**TASK TO CARRY OUT:** Update the data below by changing every "Patent image size" to "Drawing dimensions" and keeping all else as it is. Omit the pictures from your answer.

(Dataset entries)
______
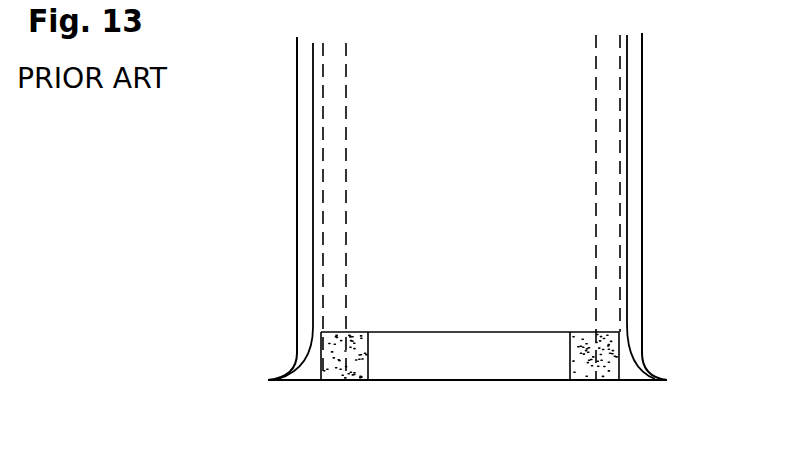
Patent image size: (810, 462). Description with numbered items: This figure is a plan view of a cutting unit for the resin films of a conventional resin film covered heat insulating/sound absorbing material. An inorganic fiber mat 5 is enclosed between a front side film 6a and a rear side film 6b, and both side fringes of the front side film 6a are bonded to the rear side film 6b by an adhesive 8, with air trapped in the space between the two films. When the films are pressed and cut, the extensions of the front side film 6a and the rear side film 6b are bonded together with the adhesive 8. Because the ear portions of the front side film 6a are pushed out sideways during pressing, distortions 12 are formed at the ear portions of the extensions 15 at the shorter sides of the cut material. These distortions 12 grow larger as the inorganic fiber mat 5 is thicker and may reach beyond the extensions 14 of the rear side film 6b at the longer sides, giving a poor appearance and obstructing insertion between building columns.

The front side film 6a is at (627, 82).
The rear side film 6b is at (642, 133).
The extension 14 is at (633, 180).
The inorganic fiber mat 5 is at (618, 250).
The distortion 12 is at (640, 371).
The extension 15 is at (460, 358).
The adhesive 8 is at (602, 362).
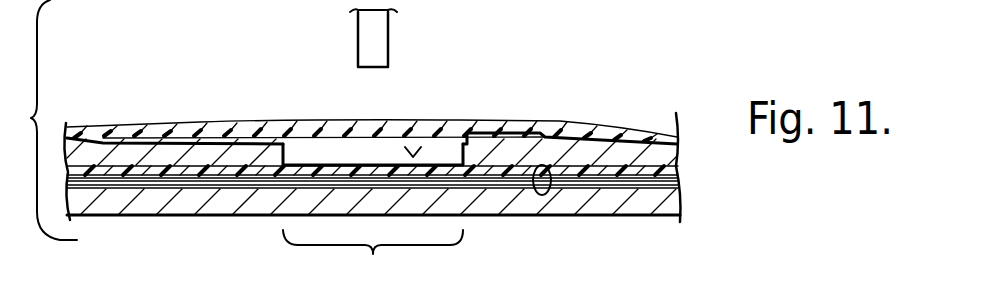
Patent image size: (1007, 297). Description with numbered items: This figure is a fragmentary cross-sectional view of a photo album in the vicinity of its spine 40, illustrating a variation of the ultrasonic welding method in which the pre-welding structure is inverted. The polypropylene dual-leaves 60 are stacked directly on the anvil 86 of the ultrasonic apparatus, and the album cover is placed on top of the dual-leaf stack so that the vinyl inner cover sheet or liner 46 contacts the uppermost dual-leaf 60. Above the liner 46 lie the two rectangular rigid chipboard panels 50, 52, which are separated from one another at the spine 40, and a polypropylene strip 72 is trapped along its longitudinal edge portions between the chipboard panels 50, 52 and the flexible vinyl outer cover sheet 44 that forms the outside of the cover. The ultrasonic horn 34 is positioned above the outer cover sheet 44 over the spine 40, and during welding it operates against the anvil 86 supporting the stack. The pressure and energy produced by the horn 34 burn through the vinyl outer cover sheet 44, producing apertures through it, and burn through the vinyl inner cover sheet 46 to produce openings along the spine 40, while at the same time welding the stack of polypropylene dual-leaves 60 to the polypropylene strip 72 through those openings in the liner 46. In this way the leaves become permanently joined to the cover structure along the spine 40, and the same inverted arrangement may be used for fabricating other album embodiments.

The ultrasonic horn 34 is at (378, 50).
The spine 40 is at (373, 254).
The outer cover sheet 44 is at (617, 132).
The inner cover sheet 46 is at (233, 172).
The rigid panel 50 is at (517, 153).
The rigid panel 52 is at (253, 157).
The dual-leaves 60 is at (542, 196).
The polypropylene strip 72 is at (423, 140).
The anvil 86 is at (587, 203).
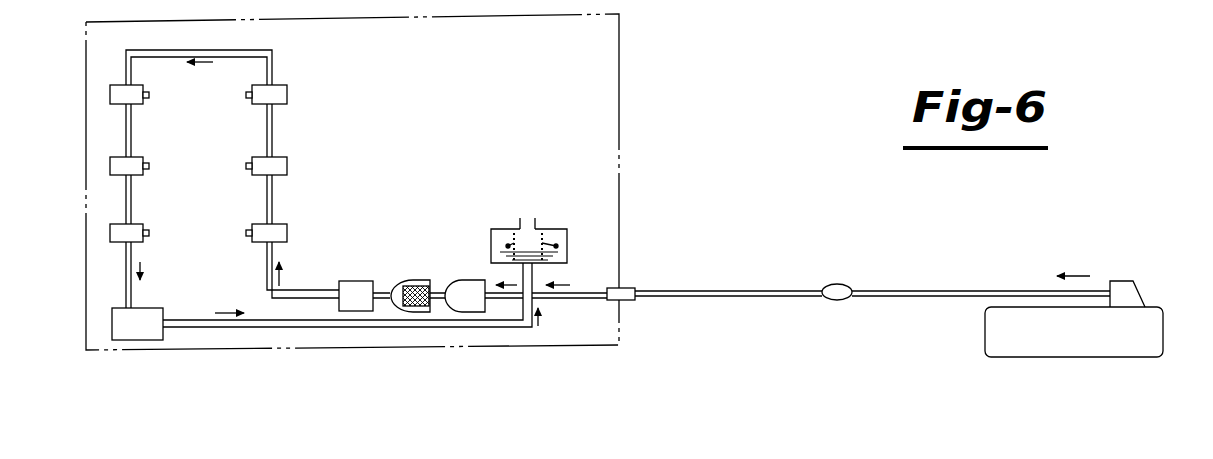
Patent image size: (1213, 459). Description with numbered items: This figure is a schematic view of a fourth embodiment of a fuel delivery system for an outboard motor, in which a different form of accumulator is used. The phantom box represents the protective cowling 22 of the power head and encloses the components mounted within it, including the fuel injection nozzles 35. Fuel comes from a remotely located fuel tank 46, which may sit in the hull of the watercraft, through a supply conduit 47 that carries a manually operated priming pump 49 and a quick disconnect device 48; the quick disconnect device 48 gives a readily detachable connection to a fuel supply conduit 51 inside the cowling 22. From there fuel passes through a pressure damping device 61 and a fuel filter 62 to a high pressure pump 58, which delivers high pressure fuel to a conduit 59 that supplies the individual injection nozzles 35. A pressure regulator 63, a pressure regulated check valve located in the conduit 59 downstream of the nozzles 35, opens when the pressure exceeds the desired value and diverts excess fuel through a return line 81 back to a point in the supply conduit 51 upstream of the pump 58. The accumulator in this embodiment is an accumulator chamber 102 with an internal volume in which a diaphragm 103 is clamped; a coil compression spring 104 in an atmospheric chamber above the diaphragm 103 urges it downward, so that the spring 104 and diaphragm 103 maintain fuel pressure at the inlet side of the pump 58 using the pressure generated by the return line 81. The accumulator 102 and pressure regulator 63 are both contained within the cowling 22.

The protective cowling 22 is at (619, 70).
The conduit 59 is at (234, 169).
The fuel injection nozzles 35 is at (227, 179).
The pressure regulator 63 is at (140, 353).
The return line 81 is at (350, 330).
The pressure damping device 61 is at (364, 266).
The fuel filter 62 is at (418, 257).
The high pressure pump 58 is at (484, 265).
The diaphragm 103 is at (554, 240).
The coil compression spring 104 is at (500, 211).
The accumulator chamber 102 is at (567, 211).
The fuel supply conduit 51 is at (569, 314).
The quick disconnect device 48 is at (643, 323).
The supply conduit 47 is at (872, 327).
The priming pump 49 is at (837, 323).
The fuel tank 46 is at (1042, 317).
______
**EXPECTED ANSWER:**
Drawing dimensions: (810, 462). Description with numbered items: This figure is a plan view of a cutting unit for the resin films of a conventional resin film covered heat insulating/sound absorbing material. An inorganic fiber mat 5 is enclosed between a front side film 6a and a rear side film 6b, and both side fringes of the front side film 6a are bonded to the rear side film 6b by an adhesive 8, with air trapped in the space between the two films. When the films are pressed and cut, the extensions of the front side film 6a and the rear side film 6b are bonded together with the adhesive 8. Because the ear portions of the front side film 6a are pushed out sideways during pressing, distortions 12 are formed at the ear portions of the extensions 15 at the shorter sides of the cut material. These distortions 12 grow larger as the inorganic fiber mat 5 is thicker and may reach beyond the extensions 14 of the rear side film 6b at the longer sides, giving a poor appearance and obstructing insertion between building columns.

The front side film 6a is at (627, 82).
The rear side film 6b is at (642, 133).
The extension 14 is at (633, 180).
The inorganic fiber mat 5 is at (618, 250).
The distortion 12 is at (640, 371).
The extension 15 is at (460, 358).
The adhesive 8 is at (602, 362).
Drawing dimensions: (1007, 297). Description with numbered items: This figure is a fragmentary cross-sectional view of a photo album in the vicinity of its spine 40, illustrating a variation of the ultrasonic welding method in which the pre-welding structure is inverted. The polypropylene dual-leaves 60 are stacked directly on the anvil 86 of the ultrasonic apparatus, and the album cover is placed on top of the dual-leaf stack so that the vinyl inner cover sheet or liner 46 contacts the uppermost dual-leaf 60. Above the liner 46 lie the two rectangular rigid chipboard panels 50, 52, which are separated from one another at the spine 40, and a polypropylene strip 72 is trapped along its longitudinal edge portions between the chipboard panels 50, 52 and the flexible vinyl outer cover sheet 44 that forms the outside of the cover. The ultrasonic horn 34 is positioned above the outer cover sheet 44 over the spine 40, and during welding it operates against the anvil 86 supporting the stack. The pressure and energy produced by the horn 34 burn through the vinyl outer cover sheet 44, producing apertures through it, and burn through the vinyl inner cover sheet 46 to produce openings along the spine 40, while at the same time welding the stack of polypropylene dual-leaves 60 to the polypropylene strip 72 through those openings in the liner 46. In this way the leaves become permanently joined to the cover structure along the spine 40, and the same inverted arrangement may be used for fabricating other album embodiments.

The ultrasonic horn 34 is at (378, 50).
The spine 40 is at (373, 254).
The outer cover sheet 44 is at (617, 132).
The inner cover sheet 46 is at (233, 172).
The rigid panel 50 is at (517, 153).
The rigid panel 52 is at (253, 157).
The dual-leaves 60 is at (542, 196).
The polypropylene strip 72 is at (423, 140).
The anvil 86 is at (587, 203).
Drawing dimensions: (1213, 459). Description with numbered items: This figure is a schematic view of a fourth embodiment of a fuel delivery system for an outboard motor, in which a different form of accumulator is used. The phantom box represents the protective cowling 22 of the power head and encloses the components mounted within it, including the fuel injection nozzles 35. Fuel comes from a remotely located fuel tank 46, which may sit in the hull of the watercraft, through a supply conduit 47 that carries a manually operated priming pump 49 and a quick disconnect device 48; the quick disconnect device 48 gives a readily detachable connection to a fuel supply conduit 51 inside the cowling 22. From there fuel passes through a pressure damping device 61 and a fuel filter 62 to a high pressure pump 58, which delivers high pressure fuel to a conduit 59 that supplies the individual injection nozzles 35. A pressure regulator 63, a pressure regulated check valve located in the conduit 59 downstream of the nozzles 35, opens when the pressure exceeds the desired value and diverts excess fuel through a return line 81 back to a point in the supply conduit 51 upstream of the pump 58. The accumulator in this embodiment is an accumulator chamber 102 with an internal volume in which a diaphragm 103 is clamped; a coil compression spring 104 in an atmospheric chamber above the diaphragm 103 urges it downward, so that the spring 104 and diaphragm 103 maintain fuel pressure at the inlet side of the pump 58 using the pressure generated by the return line 81. The accumulator 102 and pressure regulator 63 are both contained within the cowling 22.

The protective cowling 22 is at (619, 70).
The conduit 59 is at (234, 169).
The fuel injection nozzles 35 is at (227, 179).
The pressure regulator 63 is at (140, 353).
The return line 81 is at (350, 330).
The pressure damping device 61 is at (364, 266).
The fuel filter 62 is at (418, 257).
The high pressure pump 58 is at (484, 265).
The diaphragm 103 is at (554, 240).
The coil compression spring 104 is at (500, 211).
The accumulator chamber 102 is at (567, 211).
The fuel supply conduit 51 is at (569, 314).
The quick disconnect device 48 is at (643, 323).
The supply conduit 47 is at (872, 327).
The priming pump 49 is at (837, 323).
The fuel tank 46 is at (1042, 317).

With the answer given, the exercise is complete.